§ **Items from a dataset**
· · · · · · ·
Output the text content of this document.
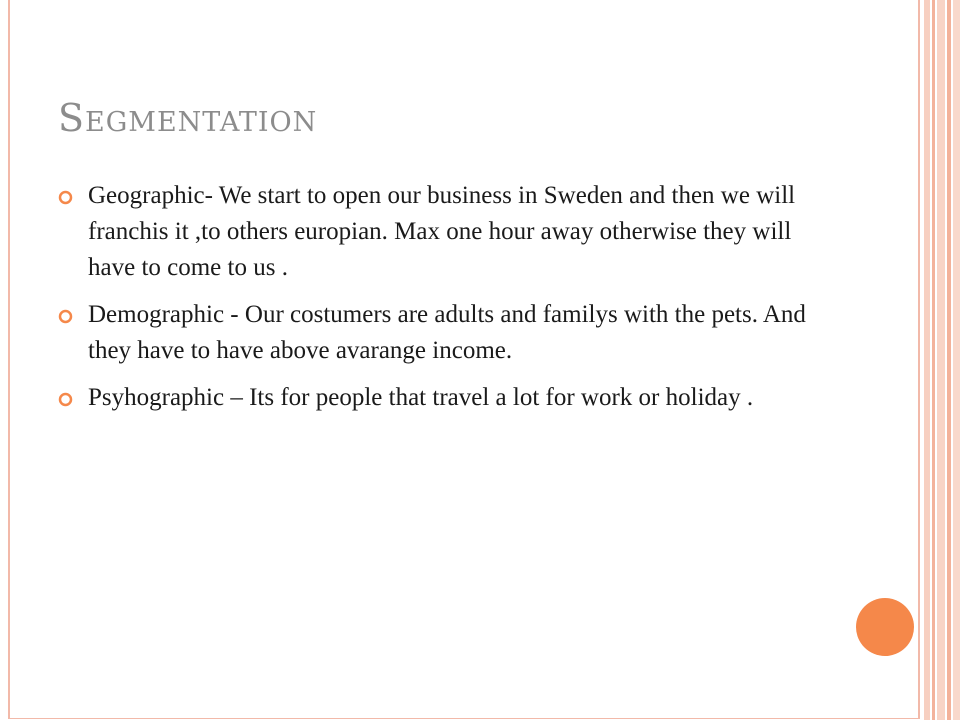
Segmentation
Geographic- We start to open our business in Sweden and then we will franchis it ,to others europian. Max one hour away otherwise they will have to come to us .
Demographic - Our costumers are adults and familys with the pets. And they have to have above avarange income.
Psyhographic – Its for people that travel a lot for work or holiday .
· · · · · · ·
§ **Work required**
Filter the records for lines holding the string "have". Copy each one.

§ **Output for this exercise**
Geographic- We start to open our business in Sweden and then we will franchis it ,to others europian. Max one hour away otherwise they will have to come to us .
Demographic - Our costumers are adults and familys with the pets. And they have to have above avarange income.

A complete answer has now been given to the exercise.